= Description of the task =
Which lines contain the word "fire"? Return each of them as written.

= Entries supplied =
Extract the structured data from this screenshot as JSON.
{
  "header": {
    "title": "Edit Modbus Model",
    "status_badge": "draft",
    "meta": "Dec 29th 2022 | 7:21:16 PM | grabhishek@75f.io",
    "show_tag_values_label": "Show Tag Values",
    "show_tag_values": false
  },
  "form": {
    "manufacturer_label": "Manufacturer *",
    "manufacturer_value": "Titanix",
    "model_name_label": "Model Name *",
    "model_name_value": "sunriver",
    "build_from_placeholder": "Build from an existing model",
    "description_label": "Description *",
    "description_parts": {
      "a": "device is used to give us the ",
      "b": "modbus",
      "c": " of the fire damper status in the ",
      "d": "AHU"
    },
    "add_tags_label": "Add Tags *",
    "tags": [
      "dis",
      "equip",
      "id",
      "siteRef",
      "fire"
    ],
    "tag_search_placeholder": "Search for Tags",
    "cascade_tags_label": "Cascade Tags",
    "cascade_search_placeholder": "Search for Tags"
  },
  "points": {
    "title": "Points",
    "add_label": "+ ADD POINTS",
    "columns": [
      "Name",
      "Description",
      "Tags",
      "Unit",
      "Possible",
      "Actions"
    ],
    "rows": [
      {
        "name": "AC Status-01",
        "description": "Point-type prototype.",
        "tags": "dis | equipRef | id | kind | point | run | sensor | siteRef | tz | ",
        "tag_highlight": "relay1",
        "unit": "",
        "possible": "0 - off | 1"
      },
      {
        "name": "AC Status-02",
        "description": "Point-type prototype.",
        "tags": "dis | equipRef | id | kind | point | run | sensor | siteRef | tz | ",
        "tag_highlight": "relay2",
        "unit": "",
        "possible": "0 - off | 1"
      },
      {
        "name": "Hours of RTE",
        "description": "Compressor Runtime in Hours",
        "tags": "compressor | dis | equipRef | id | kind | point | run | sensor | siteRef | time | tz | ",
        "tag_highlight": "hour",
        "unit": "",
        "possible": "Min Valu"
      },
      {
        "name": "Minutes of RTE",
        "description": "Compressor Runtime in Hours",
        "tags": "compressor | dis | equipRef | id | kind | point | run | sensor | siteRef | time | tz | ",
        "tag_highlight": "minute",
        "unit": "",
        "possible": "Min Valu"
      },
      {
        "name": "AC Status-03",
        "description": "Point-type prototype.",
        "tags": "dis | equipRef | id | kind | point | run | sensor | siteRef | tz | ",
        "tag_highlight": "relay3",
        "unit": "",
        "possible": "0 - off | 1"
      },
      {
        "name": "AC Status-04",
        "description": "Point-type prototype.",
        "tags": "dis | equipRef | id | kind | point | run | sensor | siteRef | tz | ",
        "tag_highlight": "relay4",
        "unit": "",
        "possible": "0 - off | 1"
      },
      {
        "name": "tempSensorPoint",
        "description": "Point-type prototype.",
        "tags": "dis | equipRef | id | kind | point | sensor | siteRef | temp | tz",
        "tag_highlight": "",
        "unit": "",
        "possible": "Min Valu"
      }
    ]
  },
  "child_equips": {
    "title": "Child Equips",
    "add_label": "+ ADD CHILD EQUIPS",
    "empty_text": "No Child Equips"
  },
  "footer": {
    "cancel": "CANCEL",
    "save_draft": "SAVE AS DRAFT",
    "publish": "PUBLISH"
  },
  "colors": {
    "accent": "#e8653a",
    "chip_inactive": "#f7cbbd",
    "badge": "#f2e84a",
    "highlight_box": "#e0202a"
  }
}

= Exercise output =
      "c": " of the fire damper status in the ",
      "fire"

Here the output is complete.